(Stored data)

────────────────────

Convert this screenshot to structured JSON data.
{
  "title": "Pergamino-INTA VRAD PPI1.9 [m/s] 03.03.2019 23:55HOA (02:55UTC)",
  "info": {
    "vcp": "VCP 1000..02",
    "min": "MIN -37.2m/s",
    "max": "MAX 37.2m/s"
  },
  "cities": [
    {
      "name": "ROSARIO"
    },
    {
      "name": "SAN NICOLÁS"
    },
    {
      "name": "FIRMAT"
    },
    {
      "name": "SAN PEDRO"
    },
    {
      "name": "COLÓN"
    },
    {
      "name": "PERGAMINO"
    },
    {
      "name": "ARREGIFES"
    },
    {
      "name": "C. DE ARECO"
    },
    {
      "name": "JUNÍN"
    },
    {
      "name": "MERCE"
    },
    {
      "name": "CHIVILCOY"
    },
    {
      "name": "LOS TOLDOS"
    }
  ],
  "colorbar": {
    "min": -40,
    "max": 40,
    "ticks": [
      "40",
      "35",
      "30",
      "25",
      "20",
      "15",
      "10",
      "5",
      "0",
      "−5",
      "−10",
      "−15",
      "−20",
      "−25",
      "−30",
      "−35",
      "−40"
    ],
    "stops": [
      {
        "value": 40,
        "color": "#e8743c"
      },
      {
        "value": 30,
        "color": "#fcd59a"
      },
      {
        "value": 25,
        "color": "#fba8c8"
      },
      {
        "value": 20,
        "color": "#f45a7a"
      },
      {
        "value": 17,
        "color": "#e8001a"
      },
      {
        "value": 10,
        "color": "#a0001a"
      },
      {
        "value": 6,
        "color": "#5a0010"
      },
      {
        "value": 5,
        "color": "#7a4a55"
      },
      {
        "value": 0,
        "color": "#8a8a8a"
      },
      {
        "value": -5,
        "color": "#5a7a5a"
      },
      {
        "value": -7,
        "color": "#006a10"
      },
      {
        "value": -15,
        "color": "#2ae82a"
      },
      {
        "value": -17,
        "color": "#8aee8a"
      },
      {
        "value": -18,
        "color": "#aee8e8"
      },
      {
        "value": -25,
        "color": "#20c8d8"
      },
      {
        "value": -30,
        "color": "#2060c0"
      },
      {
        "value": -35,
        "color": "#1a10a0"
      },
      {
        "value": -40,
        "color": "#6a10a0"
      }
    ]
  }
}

────────────────────

◆ WHAT THE EXERCISE ASKS
Please restate the data word for word, every record included.

◆ OUTPUT FOR THIS TASK
Convert this screenshot to structured JSON data.
{
  "title": "Pergamino-INTA VRAD PPI1.9 [m/s] 03.03.2019 23:55HOA (02:55UTC)",
  "info": {
    "vcp": "VCP 1000..02",
    "min": "MIN -37.2m/s",
    "max": "MAX 37.2m/s"
  },
  "cities": [
    {
      "name": "ROSARIO"
    },
    {
      "name": "SAN NICOLÁS"
    },
    {
      "name": "FIRMAT"
    },
    {
      "name": "SAN PEDRO"
    },
    {
      "name": "COLÓN"
    },
    {
      "name": "PERGAMINO"
    },
    {
      "name": "ARREGIFES"
    },
    {
      "name": "C. DE ARECO"
    },
    {
      "name": "JUNÍN"
    },
    {
      "name": "MERCE"
    },
    {
      "name": "CHIVILCOY"
    },
    {
      "name": "LOS TOLDOS"
    }
  ],
  "colorbar": {
    "min": -40,
    "max": 40,
    "ticks": [
      "40",
      "35",
      "30",
      "25",
      "20",
      "15",
      "10",
      "5",
      "0",
      "−5",
      "−10",
      "−15",
      "−20",
      "−25",
      "−30",
      "−35",
      "−40"
    ],
    "stops": [
      {
        "value": 40,
        "color": "#e8743c"
      },
      {
        "value": 30,
        "color": "#fcd59a"
      },
      {
        "value": 25,
        "color": "#fba8c8"
      },
      {
        "value": 20,
        "color": "#f45a7a"
      },
      {
        "value": 17,
        "color": "#e8001a"
      },
      {
        "value": 10,
        "color": "#a0001a"
      },
      {
        "value": 6,
        "color": "#5a0010"
      },
      {
        "value": 5,
        "color": "#7a4a55"
      },
      {
        "value": 0,
        "color": "#8a8a8a"
      },
      {
        "value": -5,
        "color": "#5a7a5a"
      },
      {
        "value": -7,
        "color": "#006a10"
      },
      {
        "value": -15,
        "color": "#2ae82a"
      },
      {
        "value": -17,
        "color": "#8aee8a"
      },
      {
        "value": -18,
        "color": "#aee8e8"
      },
      {
        "value": -25,
        "color": "#20c8d8"
      },
      {
        "value": -30,
        "color": "#2060c0"
      },
      {
        "value": -35,
        "color": "#1a10a0"
      },
      {
        "value": -40,
        "color": "#6a10a0"
      }
    ]
  }
}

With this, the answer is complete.